**Dataset records**
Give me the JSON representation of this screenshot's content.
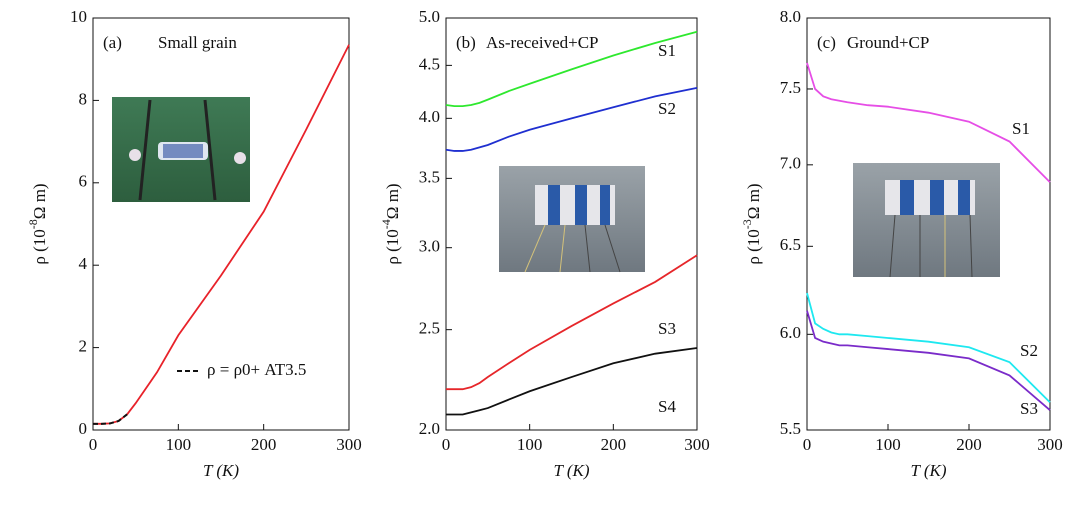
{
  "chart_data": [
    {
      "type": "line",
      "panel_label": "(a)",
      "title": "Small grain",
      "xlabel": "T (K)",
      "ylabel": "ρ (10",
      "ylabel_exp": "-8",
      "ylabel_unit": "Ω m)",
      "x": [
        0,
        10,
        20,
        30,
        40,
        50,
        75,
        100,
        150,
        200,
        250,
        300
      ],
      "xlim": [
        0,
        300
      ],
      "xticks": [
        0,
        100,
        200,
        300
      ],
      "ylim": [
        0,
        10
      ],
      "yticks": [
        0,
        2,
        4,
        6,
        8,
        10
      ],
      "ylog": false,
      "series": [
        {
          "name": "",
          "color": "#e8222a",
          "values": [
            0.15,
            0.15,
            0.16,
            0.22,
            0.38,
            0.65,
            1.4,
            2.3,
            3.75,
            5.3,
            7.3,
            9.35
          ]
        },
        {
          "name": "ρ = ρ0+ AT3.5",
          "color": "#111111",
          "dashed": true,
          "values": [
            0.15,
            0.15,
            0.16,
            0.22,
            0.38,
            null,
            null,
            null,
            null,
            null,
            null,
            null
          ]
        }
      ]
    },
    {
      "type": "line",
      "panel_label": "(b)",
      "title": "As-received+CP",
      "xlabel": "T (K)",
      "ylabel": "ρ (10",
      "ylabel_exp": "-4",
      "ylabel_unit": "Ω m)",
      "x": [
        0,
        10,
        20,
        30,
        40,
        50,
        75,
        100,
        150,
        200,
        250,
        300
      ],
      "xlim": [
        0,
        300
      ],
      "xticks": [
        0,
        100,
        200,
        300
      ],
      "ylim": [
        2,
        5
      ],
      "yticks": [
        {
          "value": 2,
          "label": "2.0"
        },
        2.5,
        {
          "value": 3,
          "label": "3.0"
        },
        3.5,
        {
          "value": 4,
          "label": "4.0"
        },
        4.5,
        {
          "value": 5,
          "label": "5.0"
        }
      ],
      "ylog": true,
      "series": [
        {
          "name": "S1",
          "color": "#2ee82e",
          "values": [
            4.12,
            4.11,
            4.11,
            4.12,
            4.14,
            4.17,
            4.25,
            4.32,
            4.46,
            4.6,
            4.73,
            4.85
          ]
        },
        {
          "name": "S2",
          "color": "#1f2fd0",
          "values": [
            3.73,
            3.72,
            3.72,
            3.73,
            3.75,
            3.77,
            3.84,
            3.9,
            4.0,
            4.1,
            4.2,
            4.28
          ]
        },
        {
          "name": "S3",
          "color": "#e6262a",
          "values": [
            2.19,
            2.19,
            2.19,
            2.2,
            2.22,
            2.25,
            2.32,
            2.39,
            2.52,
            2.65,
            2.78,
            2.95
          ]
        },
        {
          "name": "S4",
          "color": "#111111",
          "values": [
            2.07,
            2.07,
            2.07,
            2.08,
            2.09,
            2.1,
            2.14,
            2.18,
            2.25,
            2.32,
            2.37,
            2.4
          ]
        }
      ]
    },
    {
      "type": "line",
      "panel_label": "(c)",
      "title": "Ground+CP",
      "xlabel": "T (K)",
      "ylabel": "ρ (10",
      "ylabel_exp": "-3",
      "ylabel_unit": "Ω m)",
      "x": [
        0,
        10,
        20,
        30,
        40,
        50,
        75,
        100,
        150,
        200,
        250,
        300
      ],
      "xlim": [
        0,
        300
      ],
      "xticks": [
        0,
        100,
        200,
        300
      ],
      "ylim": [
        5.5,
        8
      ],
      "yticks": [
        5.5,
        {
          "value": 6,
          "label": "6.0"
        },
        6.5,
        {
          "value": 7,
          "label": "7.0"
        },
        7.5,
        {
          "value": 8,
          "label": "8.0"
        }
      ],
      "ylog": true,
      "series": [
        {
          "name": "S1",
          "color": "#e64ee6",
          "values": [
            7.68,
            7.5,
            7.45,
            7.43,
            7.42,
            7.41,
            7.39,
            7.38,
            7.34,
            7.28,
            7.15,
            6.89
          ]
        },
        {
          "name": "S2",
          "color": "#1ee8f0",
          "values": [
            6.23,
            6.06,
            6.03,
            6.01,
            6.0,
            6.0,
            5.99,
            5.98,
            5.96,
            5.93,
            5.85,
            5.64
          ]
        },
        {
          "name": "S3",
          "color": "#7a2bc9",
          "values": [
            6.13,
            5.98,
            5.96,
            5.95,
            5.94,
            5.94,
            5.93,
            5.92,
            5.9,
            5.87,
            5.78,
            5.6
          ]
        }
      ]
    }
  ]
}
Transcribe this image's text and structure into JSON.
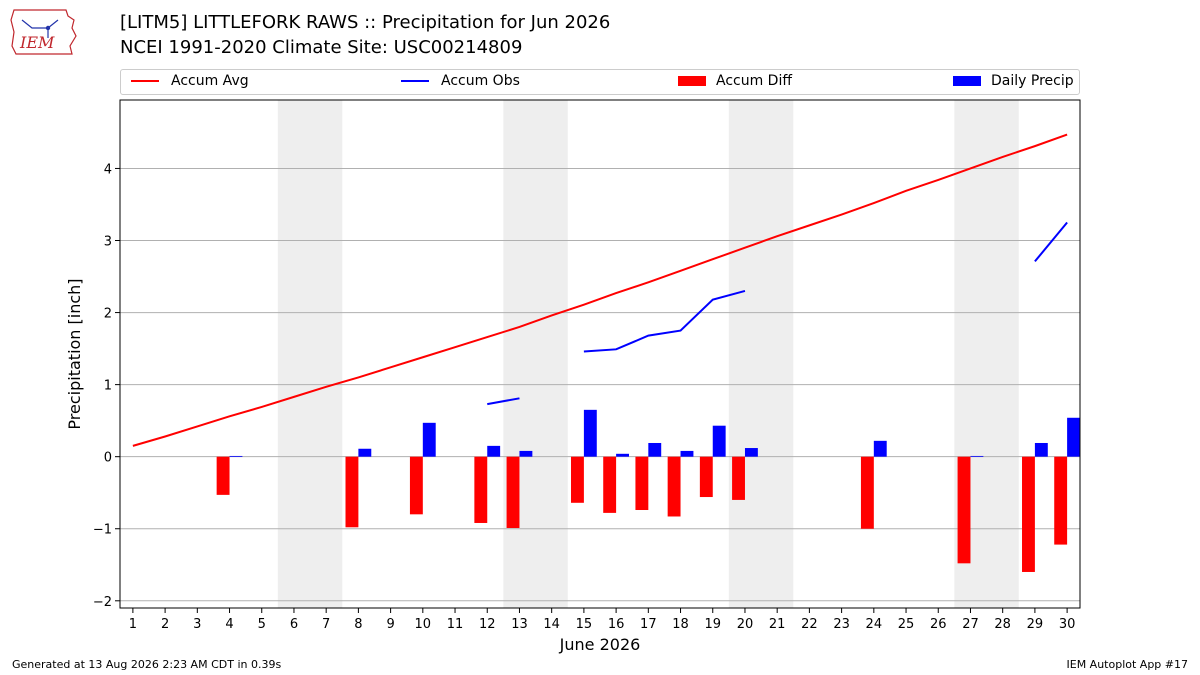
{
  "header": {
    "title_line1": "[LITM5] LITTLEFORK RAWS :: Precipitation for Jun 2026",
    "title_line2": "NCEI 1991-2020 Climate Site: USC00214809",
    "logo_text": "IEM"
  },
  "footer": {
    "left": "Generated at 13 Aug 2026 2:23 AM CDT in 0.39s",
    "right": "IEM Autoplot App #17"
  },
  "colors": {
    "accum_avg": "#ff0000",
    "accum_obs": "#0000ff",
    "accum_diff": "#ff0000",
    "daily_precip": "#0000ff",
    "weekend_shade": "#eeeeee",
    "grid": "#b0b0b0",
    "logo": "#c0272d"
  },
  "chart_data": {
    "type": "bar",
    "xlabel": "June 2026",
    "ylabel": "Precipitation [inch]",
    "ylim": [
      -2.1,
      4.95
    ],
    "xlim": [
      0.6,
      30.4
    ],
    "yticks": [
      -2,
      -1,
      0,
      1,
      2,
      3,
      4
    ],
    "xticks": [
      1,
      2,
      3,
      4,
      5,
      6,
      7,
      8,
      9,
      10,
      11,
      12,
      13,
      14,
      15,
      16,
      17,
      18,
      19,
      20,
      21,
      22,
      23,
      24,
      25,
      26,
      27,
      28,
      29,
      30
    ],
    "grid": "horizontal",
    "legend_position": "top, above plot",
    "weekend_shading": [
      [
        6,
        7
      ],
      [
        13,
        14
      ],
      [
        20,
        21
      ],
      [
        27,
        28
      ]
    ],
    "legend": [
      "Accum Avg",
      "Accum Obs",
      "Accum Diff",
      "Daily Precip"
    ],
    "series": [
      {
        "name": "Accum Avg",
        "kind": "line",
        "x": [
          1,
          2,
          3,
          4,
          5,
          6,
          7,
          8,
          9,
          10,
          11,
          12,
          13,
          14,
          15,
          16,
          17,
          18,
          19,
          20,
          21,
          22,
          23,
          24,
          25,
          26,
          27,
          28,
          29,
          30
        ],
        "values": [
          0.15,
          0.28,
          0.42,
          0.56,
          0.69,
          0.83,
          0.97,
          1.1,
          1.24,
          1.38,
          1.52,
          1.66,
          1.8,
          1.96,
          2.11,
          2.27,
          2.42,
          2.58,
          2.74,
          2.9,
          3.06,
          3.21,
          3.36,
          3.52,
          3.69,
          3.84,
          4.0,
          4.16,
          4.31,
          4.47
        ]
      },
      {
        "name": "Accum Obs",
        "kind": "line",
        "x": [
          1,
          2,
          3,
          4,
          5,
          6,
          7,
          8,
          9,
          10,
          11,
          12,
          13,
          14,
          15,
          16,
          17,
          18,
          19,
          20,
          21,
          22,
          23,
          24,
          25,
          26,
          27,
          28,
          29,
          30
        ],
        "values": [
          null,
          null,
          null,
          null,
          null,
          null,
          null,
          null,
          null,
          null,
          null,
          0.73,
          0.81,
          null,
          1.46,
          1.49,
          1.68,
          1.75,
          2.18,
          2.3,
          null,
          null,
          null,
          null,
          null,
          null,
          null,
          null,
          2.71,
          3.25
        ]
      },
      {
        "name": "Accum Diff",
        "kind": "bar",
        "x": [
          1,
          2,
          3,
          4,
          5,
          6,
          7,
          8,
          9,
          10,
          11,
          12,
          13,
          14,
          15,
          16,
          17,
          18,
          19,
          20,
          21,
          22,
          23,
          24,
          25,
          26,
          27,
          28,
          29,
          30
        ],
        "values": [
          null,
          null,
          null,
          -0.53,
          null,
          null,
          null,
          -0.98,
          null,
          -0.8,
          null,
          -0.92,
          -0.99,
          null,
          -0.64,
          -0.78,
          -0.74,
          -0.83,
          -0.56,
          -0.6,
          null,
          null,
          null,
          -1.0,
          null,
          null,
          -1.48,
          null,
          -1.6,
          -1.22
        ]
      },
      {
        "name": "Daily Precip",
        "kind": "bar",
        "x": [
          1,
          2,
          3,
          4,
          5,
          6,
          7,
          8,
          9,
          10,
          11,
          12,
          13,
          14,
          15,
          16,
          17,
          18,
          19,
          20,
          21,
          22,
          23,
          24,
          25,
          26,
          27,
          28,
          29,
          30
        ],
        "values": [
          null,
          null,
          null,
          0.01,
          null,
          null,
          null,
          0.11,
          null,
          0.47,
          null,
          0.15,
          0.08,
          null,
          0.65,
          0.04,
          0.19,
          0.08,
          0.43,
          0.12,
          null,
          null,
          null,
          0.22,
          null,
          null,
          0.01,
          null,
          0.19,
          0.54
        ]
      }
    ]
  }
}
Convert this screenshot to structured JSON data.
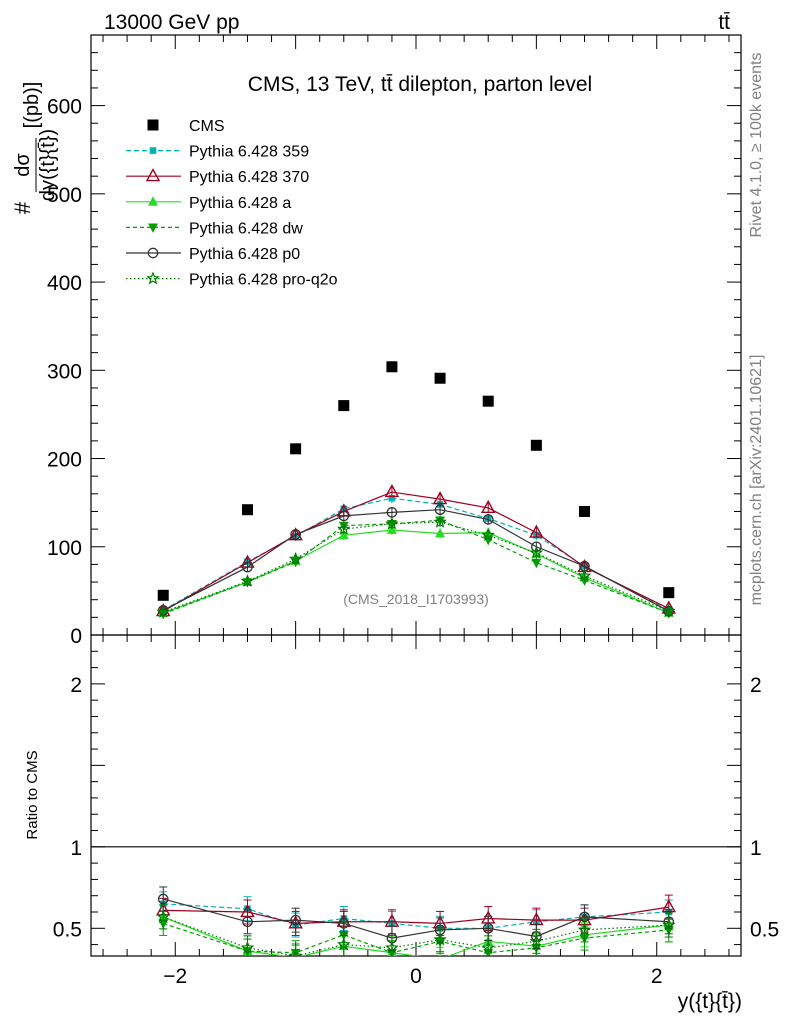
{
  "header": {
    "left": "13000 GeV pp",
    "right": "tt̄"
  },
  "side": {
    "rivet": "Rivet 4.1.0, ≥ 100k events",
    "mcplots": "mcplots.cern.ch [arXiv:2401.10621]"
  },
  "chart_data": {
    "type": "scatter",
    "title": "CMS, 13 TeV, tt̄ dilepton, parton level",
    "watermark": "(CMS_2018_I1703993)",
    "ylabel_top": "#",
    "ylabel_num": "dσ",
    "ylabel_den": "dy({t}{t̄})",
    "ylabel_unit": "[(pb)]",
    "ratio_ylabel": "Ratio to CMS",
    "xlabel": "y({t}{t̄})",
    "xlim": [
      -2.7,
      2.7
    ],
    "ylim": [
      0,
      680
    ],
    "ratio_ylim": [
      0.33,
      2.3
    ],
    "xticks": [
      "−2",
      "0",
      "2"
    ],
    "xtick_values": [
      -2,
      0,
      2
    ],
    "yticks": [
      "0",
      "100",
      "200",
      "300",
      "400",
      "500",
      "600"
    ],
    "ytick_values": [
      0,
      100,
      200,
      300,
      400,
      500,
      600
    ],
    "ratio_yticks": [
      "0.5",
      "1",
      "2"
    ],
    "ratio_ytick_values": [
      0.5,
      1,
      2
    ],
    "x": [
      -2.1,
      -1.4,
      -1.0,
      -0.6,
      -0.2,
      0.2,
      0.6,
      1.0,
      1.4,
      2.1
    ],
    "series": [
      {
        "name": "CMS",
        "color": "#000000",
        "marker": "square",
        "dash": "none",
        "legend_marker": "square",
        "values": [
          45,
          142,
          211,
          260,
          304,
          291,
          265,
          215,
          140,
          48
        ],
        "ratio": [
          1,
          1,
          1,
          1,
          1,
          1,
          1,
          1,
          1,
          1
        ]
      },
      {
        "name": "Pythia 6.428 359",
        "color": "#00b3b3",
        "marker": "smallsquare",
        "dash": "5,3",
        "values": [
          28,
          83,
          112,
          143,
          155,
          148,
          132,
          113,
          78,
          28
        ],
        "ratio": [
          0.65,
          0.62,
          0.52,
          0.56,
          0.53,
          0.5,
          0.5,
          0.54,
          0.57,
          0.6
        ]
      },
      {
        "name": "Pythia 6.428 370",
        "color": "#a00020",
        "marker": "opentriangle",
        "dash": "none",
        "values": [
          27,
          82,
          113,
          140,
          162,
          154,
          144,
          116,
          77,
          30
        ],
        "ratio": [
          0.61,
          0.6,
          0.53,
          0.54,
          0.54,
          0.53,
          0.56,
          0.55,
          0.55,
          0.63
        ]
      },
      {
        "name": "Pythia 6.428 a",
        "color": "#22dd22",
        "marker": "triangle",
        "dash": "none",
        "values": [
          25,
          60,
          84,
          113,
          119,
          115,
          116,
          92,
          65,
          25
        ],
        "ratio": [
          0.57,
          0.36,
          0.32,
          0.39,
          0.35,
          0.31,
          0.42,
          0.39,
          0.46,
          0.52
        ]
      },
      {
        "name": "Pythia 6.428 dw",
        "color": "#00a000",
        "marker": "invtriangle",
        "dash": "4,3",
        "values": [
          24,
          60,
          83,
          124,
          126,
          130,
          108,
          82,
          62,
          25
        ],
        "ratio": [
          0.53,
          0.36,
          0.35,
          0.46,
          0.35,
          0.42,
          0.35,
          0.38,
          0.44,
          0.49
        ]
      },
      {
        "name": "Pythia 6.428 p0",
        "color": "#333333",
        "marker": "opencircle",
        "dash": "none",
        "values": [
          28,
          77,
          114,
          135,
          139,
          142,
          131,
          100,
          78,
          27
        ],
        "ratio": [
          0.68,
          0.54,
          0.55,
          0.53,
          0.44,
          0.49,
          0.5,
          0.45,
          0.57,
          0.54
        ]
      },
      {
        "name": "Pythia 6.428 pro-q2o",
        "color": "#007a00",
        "marker": "star",
        "dash": "1.5,2.5",
        "values": [
          26,
          61,
          86,
          120,
          126,
          128,
          113,
          93,
          67,
          27
        ],
        "ratio": [
          0.57,
          0.38,
          0.33,
          0.4,
          0.38,
          0.43,
          0.38,
          0.42,
          0.49,
          0.52
        ]
      }
    ]
  }
}
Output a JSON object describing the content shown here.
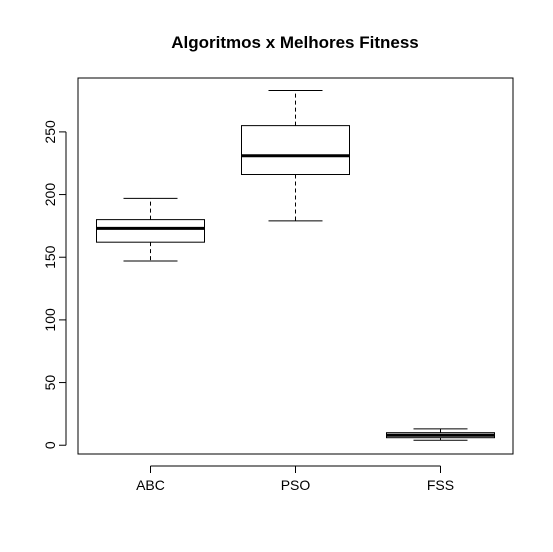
{
  "chart_data": {
    "type": "boxplot",
    "title": "Algoritmos x Melhores Fitness",
    "xlabel": "",
    "ylabel": "",
    "categories": [
      "ABC",
      "PSO",
      "FSS"
    ],
    "boxes": [
      {
        "name": "ABC",
        "min": 147,
        "q1": 162,
        "median": 173,
        "q3": 180,
        "max": 197
      },
      {
        "name": "PSO",
        "min": 179,
        "q1": 216,
        "median": 231,
        "q3": 255,
        "max": 283
      },
      {
        "name": "FSS",
        "min": 4,
        "q1": 6,
        "median": 8,
        "q3": 10,
        "max": 13
      }
    ],
    "yticks": [
      0,
      50,
      100,
      150,
      200,
      250
    ],
    "ylim": [
      -7,
      293
    ],
    "grid": false,
    "legend": "none",
    "colors": {
      "box_fill": "#ffffff",
      "stroke": "#000000"
    }
  }
}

**Exercise task**
Tally the lines of the preceding listing in which the word "Pythia" appears; state nothing but the total.

**Worked solution**
6